YOUR INSTRUCTIONS: Copy every line of the data that includes the string "JSON".

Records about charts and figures
################
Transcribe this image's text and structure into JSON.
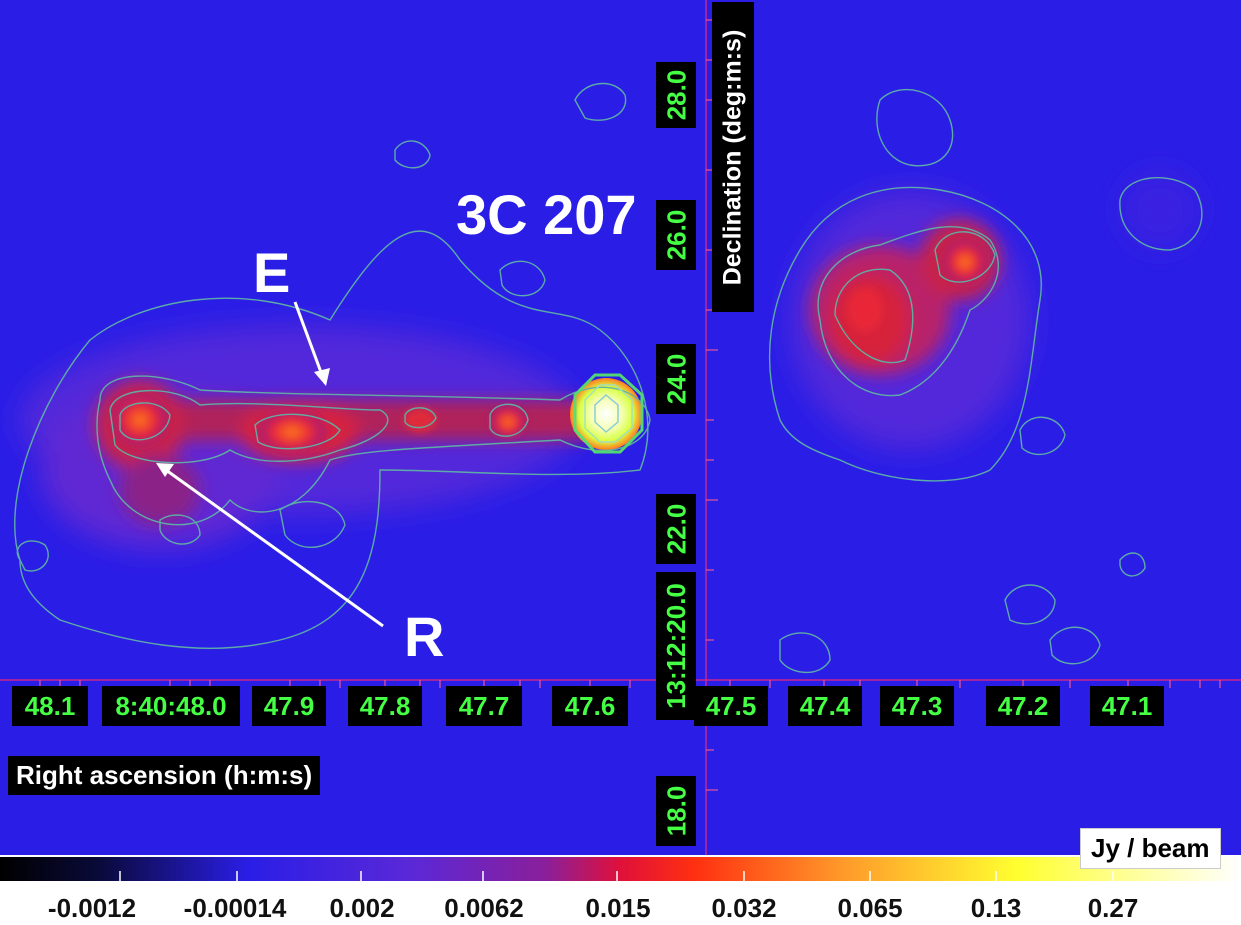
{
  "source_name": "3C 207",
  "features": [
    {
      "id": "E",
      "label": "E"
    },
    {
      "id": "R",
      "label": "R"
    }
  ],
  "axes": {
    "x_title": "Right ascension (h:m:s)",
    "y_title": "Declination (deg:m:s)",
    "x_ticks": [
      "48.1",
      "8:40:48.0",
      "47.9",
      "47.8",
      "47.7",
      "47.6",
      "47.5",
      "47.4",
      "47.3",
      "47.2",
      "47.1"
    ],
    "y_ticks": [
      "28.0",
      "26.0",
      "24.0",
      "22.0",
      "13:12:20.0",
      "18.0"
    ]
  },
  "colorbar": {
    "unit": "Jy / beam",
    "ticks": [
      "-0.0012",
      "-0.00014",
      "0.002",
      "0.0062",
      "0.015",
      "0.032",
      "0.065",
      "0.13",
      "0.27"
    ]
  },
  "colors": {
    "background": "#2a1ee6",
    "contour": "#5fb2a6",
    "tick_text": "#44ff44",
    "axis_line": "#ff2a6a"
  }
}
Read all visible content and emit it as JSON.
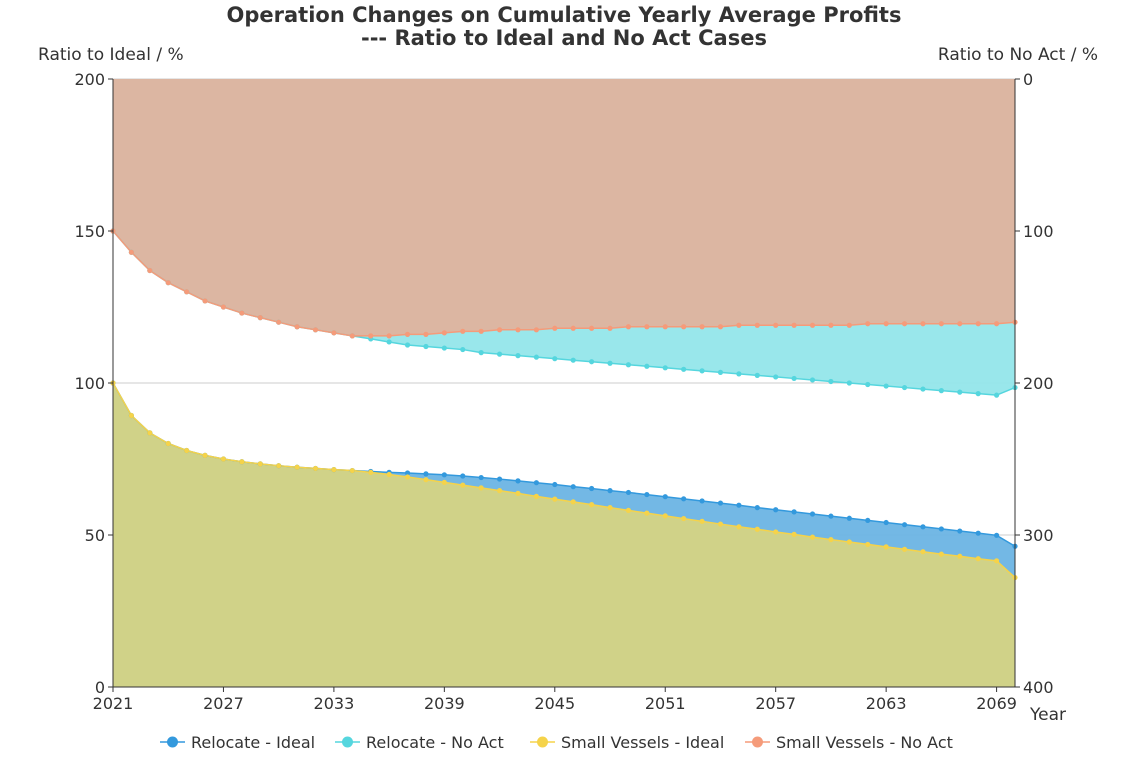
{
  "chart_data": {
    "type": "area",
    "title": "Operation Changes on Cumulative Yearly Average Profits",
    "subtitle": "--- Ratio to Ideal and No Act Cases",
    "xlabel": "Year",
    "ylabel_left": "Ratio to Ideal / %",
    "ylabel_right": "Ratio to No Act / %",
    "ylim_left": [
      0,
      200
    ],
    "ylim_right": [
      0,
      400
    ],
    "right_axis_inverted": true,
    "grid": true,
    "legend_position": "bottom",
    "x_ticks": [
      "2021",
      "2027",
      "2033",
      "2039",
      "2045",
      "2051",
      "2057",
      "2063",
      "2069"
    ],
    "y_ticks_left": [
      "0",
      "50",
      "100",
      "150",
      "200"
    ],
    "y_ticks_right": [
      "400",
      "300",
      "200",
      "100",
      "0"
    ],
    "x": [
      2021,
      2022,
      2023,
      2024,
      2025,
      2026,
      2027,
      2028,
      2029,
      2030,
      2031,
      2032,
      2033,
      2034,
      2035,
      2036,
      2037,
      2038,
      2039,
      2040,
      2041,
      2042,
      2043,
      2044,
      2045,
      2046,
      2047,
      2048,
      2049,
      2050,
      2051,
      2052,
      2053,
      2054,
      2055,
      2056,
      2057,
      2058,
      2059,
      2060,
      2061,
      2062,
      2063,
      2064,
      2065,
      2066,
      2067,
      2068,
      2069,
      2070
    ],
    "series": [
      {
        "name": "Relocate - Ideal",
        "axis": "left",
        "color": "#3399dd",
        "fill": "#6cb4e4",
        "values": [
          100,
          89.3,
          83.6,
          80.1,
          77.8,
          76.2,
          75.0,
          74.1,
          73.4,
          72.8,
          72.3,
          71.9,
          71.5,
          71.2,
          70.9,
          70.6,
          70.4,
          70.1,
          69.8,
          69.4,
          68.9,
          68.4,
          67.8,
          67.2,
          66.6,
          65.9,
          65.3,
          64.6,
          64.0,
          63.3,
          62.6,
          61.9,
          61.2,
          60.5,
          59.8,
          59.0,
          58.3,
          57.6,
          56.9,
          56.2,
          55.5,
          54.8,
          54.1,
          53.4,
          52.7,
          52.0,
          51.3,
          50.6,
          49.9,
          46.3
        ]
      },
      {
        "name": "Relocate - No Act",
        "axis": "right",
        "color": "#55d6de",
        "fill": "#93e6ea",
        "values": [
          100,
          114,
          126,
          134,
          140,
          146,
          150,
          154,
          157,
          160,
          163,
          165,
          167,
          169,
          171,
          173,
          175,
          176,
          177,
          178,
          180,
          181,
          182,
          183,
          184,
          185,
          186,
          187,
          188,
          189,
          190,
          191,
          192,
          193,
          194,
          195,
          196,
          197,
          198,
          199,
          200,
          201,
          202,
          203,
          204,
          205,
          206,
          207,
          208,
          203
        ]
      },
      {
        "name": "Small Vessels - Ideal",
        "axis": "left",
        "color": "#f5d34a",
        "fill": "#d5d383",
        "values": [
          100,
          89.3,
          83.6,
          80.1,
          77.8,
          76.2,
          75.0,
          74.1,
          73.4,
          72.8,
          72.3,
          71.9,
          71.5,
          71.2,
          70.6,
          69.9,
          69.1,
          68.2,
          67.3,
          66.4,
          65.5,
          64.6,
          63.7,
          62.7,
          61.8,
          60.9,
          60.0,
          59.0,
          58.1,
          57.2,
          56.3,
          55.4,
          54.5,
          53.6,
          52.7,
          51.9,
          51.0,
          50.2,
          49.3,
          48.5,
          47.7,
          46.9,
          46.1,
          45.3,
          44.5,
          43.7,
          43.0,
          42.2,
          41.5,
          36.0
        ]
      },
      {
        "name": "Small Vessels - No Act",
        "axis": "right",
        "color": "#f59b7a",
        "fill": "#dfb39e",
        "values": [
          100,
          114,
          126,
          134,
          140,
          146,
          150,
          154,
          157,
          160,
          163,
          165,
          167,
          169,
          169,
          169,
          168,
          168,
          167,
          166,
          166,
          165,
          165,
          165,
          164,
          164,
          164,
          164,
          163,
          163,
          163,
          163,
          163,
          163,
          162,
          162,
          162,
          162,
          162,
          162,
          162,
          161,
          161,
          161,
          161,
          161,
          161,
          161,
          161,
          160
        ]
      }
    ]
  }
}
################
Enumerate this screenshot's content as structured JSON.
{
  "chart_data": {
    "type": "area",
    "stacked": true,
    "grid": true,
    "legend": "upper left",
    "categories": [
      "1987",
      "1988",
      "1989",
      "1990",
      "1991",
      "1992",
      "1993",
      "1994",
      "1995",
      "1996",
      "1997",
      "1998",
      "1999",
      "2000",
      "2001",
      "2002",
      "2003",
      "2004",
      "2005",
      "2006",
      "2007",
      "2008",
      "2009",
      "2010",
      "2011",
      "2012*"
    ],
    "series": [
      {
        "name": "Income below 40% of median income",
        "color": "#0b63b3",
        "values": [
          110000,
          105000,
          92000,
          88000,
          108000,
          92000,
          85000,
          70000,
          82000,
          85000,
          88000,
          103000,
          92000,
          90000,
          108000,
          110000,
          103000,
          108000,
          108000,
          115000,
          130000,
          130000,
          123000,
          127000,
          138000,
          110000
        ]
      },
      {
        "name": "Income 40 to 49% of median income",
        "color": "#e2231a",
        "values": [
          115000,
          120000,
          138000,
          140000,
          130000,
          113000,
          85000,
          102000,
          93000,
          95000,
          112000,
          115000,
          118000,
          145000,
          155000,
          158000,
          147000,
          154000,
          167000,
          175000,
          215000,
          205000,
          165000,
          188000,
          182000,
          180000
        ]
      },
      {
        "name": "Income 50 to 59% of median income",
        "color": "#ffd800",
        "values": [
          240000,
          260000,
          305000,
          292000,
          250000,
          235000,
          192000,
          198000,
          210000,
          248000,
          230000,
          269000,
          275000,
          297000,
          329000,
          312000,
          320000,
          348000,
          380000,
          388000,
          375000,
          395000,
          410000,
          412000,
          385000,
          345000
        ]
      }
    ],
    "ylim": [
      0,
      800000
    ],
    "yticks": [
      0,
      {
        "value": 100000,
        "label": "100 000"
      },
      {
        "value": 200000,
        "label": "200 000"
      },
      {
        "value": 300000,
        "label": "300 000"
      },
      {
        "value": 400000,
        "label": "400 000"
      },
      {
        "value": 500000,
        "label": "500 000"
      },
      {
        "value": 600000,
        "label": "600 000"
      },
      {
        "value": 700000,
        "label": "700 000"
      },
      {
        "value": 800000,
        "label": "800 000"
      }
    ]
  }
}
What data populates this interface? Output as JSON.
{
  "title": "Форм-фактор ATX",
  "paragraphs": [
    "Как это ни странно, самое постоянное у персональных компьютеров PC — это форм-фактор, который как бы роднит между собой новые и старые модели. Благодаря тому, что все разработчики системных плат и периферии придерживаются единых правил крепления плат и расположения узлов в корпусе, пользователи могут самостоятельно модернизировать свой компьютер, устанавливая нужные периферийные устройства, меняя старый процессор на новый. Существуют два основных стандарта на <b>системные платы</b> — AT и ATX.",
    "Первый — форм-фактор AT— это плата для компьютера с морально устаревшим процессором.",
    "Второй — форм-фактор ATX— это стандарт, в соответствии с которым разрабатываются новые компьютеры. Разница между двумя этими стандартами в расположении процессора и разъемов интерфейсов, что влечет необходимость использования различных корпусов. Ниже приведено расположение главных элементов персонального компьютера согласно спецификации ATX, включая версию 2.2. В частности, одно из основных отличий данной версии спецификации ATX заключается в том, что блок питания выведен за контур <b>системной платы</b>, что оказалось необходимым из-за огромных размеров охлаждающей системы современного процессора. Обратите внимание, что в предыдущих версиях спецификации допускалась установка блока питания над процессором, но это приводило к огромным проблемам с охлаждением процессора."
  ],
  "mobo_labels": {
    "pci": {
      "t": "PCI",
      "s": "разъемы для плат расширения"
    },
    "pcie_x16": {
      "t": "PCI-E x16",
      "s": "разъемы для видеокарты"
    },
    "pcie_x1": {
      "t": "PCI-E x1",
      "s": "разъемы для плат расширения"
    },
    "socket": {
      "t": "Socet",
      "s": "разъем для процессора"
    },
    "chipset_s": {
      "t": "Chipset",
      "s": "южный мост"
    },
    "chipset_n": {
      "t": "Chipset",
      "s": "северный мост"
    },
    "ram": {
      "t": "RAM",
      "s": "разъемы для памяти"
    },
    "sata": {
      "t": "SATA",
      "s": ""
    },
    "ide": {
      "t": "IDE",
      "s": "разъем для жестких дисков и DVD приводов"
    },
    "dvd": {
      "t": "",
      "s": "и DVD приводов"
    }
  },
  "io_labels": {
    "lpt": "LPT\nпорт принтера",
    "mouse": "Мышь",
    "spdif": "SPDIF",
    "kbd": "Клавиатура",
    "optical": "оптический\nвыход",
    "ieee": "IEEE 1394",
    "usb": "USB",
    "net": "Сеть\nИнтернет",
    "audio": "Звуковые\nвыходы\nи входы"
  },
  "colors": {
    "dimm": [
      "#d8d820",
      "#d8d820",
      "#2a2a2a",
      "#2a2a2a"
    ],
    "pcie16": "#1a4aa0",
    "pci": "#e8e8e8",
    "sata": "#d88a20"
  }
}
################
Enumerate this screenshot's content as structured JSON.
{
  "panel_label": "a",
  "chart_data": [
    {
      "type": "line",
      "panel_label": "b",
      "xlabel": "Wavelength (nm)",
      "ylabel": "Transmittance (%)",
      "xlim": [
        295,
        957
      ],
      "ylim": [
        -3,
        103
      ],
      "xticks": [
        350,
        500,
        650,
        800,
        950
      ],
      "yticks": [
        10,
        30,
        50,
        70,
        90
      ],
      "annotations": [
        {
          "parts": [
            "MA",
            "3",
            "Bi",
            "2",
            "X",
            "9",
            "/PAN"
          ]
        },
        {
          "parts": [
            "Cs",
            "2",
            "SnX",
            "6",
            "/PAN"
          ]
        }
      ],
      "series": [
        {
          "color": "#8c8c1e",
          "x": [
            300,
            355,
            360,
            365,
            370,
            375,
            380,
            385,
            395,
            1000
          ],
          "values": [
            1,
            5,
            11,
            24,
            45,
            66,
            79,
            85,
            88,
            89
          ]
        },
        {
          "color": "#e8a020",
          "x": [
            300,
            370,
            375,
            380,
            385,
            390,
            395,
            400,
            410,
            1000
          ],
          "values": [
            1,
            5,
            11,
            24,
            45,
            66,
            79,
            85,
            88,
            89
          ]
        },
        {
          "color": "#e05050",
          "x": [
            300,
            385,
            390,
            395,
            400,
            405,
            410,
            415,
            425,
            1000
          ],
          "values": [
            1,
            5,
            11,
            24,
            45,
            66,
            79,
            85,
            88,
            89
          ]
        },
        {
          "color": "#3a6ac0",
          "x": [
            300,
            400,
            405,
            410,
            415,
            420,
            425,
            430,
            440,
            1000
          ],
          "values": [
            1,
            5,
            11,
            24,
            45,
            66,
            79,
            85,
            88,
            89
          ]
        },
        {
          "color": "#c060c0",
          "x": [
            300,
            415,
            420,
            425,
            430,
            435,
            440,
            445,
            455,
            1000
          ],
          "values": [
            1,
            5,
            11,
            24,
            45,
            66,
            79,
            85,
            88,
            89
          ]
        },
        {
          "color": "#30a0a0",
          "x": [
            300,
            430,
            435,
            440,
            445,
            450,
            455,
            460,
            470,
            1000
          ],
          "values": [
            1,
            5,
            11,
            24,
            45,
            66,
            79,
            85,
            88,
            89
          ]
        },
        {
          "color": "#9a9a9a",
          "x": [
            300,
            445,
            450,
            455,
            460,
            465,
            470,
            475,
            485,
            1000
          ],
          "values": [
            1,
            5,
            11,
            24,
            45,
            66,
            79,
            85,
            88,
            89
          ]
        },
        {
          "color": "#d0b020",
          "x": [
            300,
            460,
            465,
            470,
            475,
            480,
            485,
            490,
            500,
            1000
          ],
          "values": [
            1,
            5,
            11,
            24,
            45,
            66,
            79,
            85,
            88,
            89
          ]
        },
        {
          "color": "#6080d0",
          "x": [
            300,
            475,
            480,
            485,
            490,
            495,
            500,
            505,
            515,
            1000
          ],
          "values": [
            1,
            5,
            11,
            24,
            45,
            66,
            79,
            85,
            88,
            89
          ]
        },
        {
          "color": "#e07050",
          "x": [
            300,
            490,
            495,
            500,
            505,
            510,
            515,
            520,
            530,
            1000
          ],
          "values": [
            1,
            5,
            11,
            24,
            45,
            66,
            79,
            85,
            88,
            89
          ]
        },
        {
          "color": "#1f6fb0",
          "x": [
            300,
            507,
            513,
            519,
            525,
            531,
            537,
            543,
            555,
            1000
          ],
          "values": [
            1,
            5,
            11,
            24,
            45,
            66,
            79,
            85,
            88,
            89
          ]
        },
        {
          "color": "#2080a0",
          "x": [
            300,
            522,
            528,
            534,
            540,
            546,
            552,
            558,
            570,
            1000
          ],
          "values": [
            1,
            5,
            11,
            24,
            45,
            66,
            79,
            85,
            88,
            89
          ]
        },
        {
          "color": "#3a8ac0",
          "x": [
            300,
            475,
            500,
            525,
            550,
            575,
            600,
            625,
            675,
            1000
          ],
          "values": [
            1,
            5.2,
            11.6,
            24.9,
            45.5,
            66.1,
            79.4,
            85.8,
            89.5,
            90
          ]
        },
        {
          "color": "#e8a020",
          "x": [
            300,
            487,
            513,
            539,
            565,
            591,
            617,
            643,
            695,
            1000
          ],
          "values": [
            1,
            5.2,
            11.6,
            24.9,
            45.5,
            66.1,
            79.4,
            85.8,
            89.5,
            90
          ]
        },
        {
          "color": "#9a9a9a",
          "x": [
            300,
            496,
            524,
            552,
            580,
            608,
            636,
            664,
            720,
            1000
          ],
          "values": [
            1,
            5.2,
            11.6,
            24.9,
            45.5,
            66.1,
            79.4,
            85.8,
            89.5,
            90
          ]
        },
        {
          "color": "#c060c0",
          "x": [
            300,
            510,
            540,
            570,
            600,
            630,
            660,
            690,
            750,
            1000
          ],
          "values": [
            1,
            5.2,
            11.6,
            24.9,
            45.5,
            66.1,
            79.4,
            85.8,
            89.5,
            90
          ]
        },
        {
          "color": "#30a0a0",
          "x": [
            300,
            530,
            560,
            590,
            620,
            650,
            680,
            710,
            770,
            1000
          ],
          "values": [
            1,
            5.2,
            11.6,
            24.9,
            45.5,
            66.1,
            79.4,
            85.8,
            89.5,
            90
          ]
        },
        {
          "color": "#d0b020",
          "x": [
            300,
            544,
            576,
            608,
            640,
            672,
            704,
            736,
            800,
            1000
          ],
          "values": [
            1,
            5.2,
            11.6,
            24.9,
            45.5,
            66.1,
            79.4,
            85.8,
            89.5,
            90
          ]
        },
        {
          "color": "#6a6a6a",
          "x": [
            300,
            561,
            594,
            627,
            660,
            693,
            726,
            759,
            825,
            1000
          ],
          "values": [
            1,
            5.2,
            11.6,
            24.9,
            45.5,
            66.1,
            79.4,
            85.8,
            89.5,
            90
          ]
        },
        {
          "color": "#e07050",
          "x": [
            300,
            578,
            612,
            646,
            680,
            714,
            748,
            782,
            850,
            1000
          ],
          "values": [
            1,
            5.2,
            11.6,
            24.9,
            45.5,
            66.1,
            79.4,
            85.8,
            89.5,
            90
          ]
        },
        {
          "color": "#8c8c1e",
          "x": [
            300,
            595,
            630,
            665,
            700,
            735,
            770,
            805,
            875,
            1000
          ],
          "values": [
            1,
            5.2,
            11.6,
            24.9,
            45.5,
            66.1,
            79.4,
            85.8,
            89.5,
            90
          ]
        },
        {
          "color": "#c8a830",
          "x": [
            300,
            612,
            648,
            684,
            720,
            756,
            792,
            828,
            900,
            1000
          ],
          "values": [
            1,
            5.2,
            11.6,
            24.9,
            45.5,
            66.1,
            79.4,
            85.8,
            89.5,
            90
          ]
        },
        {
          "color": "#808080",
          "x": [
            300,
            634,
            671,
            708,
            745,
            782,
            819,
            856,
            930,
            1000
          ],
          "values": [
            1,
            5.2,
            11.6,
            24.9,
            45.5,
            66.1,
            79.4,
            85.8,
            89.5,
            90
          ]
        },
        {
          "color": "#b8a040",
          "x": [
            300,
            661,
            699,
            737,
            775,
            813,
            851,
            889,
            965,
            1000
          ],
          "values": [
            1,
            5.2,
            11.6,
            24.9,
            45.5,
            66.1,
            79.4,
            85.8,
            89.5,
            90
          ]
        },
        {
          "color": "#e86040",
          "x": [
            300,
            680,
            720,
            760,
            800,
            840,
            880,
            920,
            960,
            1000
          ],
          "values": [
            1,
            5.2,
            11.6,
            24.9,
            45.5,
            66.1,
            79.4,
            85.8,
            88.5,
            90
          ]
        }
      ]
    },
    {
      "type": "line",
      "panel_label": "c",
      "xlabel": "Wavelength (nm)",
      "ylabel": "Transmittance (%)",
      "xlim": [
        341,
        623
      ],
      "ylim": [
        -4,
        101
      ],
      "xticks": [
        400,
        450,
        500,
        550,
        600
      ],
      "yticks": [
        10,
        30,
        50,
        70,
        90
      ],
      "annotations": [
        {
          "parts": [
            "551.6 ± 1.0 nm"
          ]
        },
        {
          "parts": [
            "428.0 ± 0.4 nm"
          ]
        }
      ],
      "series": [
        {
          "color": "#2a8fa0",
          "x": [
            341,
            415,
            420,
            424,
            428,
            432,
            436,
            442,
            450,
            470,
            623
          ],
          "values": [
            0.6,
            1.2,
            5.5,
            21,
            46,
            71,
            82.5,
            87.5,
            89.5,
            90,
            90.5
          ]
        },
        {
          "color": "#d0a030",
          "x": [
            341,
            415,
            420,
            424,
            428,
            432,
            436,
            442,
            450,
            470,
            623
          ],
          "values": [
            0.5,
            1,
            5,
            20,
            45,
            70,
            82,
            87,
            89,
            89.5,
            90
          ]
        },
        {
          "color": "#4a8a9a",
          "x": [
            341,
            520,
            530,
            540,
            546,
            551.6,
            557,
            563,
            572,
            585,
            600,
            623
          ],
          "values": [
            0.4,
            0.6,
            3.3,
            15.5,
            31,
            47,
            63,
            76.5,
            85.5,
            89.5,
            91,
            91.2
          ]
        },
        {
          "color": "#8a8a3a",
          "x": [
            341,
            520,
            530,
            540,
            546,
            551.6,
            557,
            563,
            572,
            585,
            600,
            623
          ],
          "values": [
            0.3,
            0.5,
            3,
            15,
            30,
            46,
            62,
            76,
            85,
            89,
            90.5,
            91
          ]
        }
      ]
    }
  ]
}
################
EXPECTED OUTPUT:
Transcribe this image's text and structure into JSON.
Read all visible content and emit it as JSON.
Enumerate this screenshot's content as structured JSON.
What data populates this interface? Output as JSON.
Enumerate this screenshot's content as structured JSON.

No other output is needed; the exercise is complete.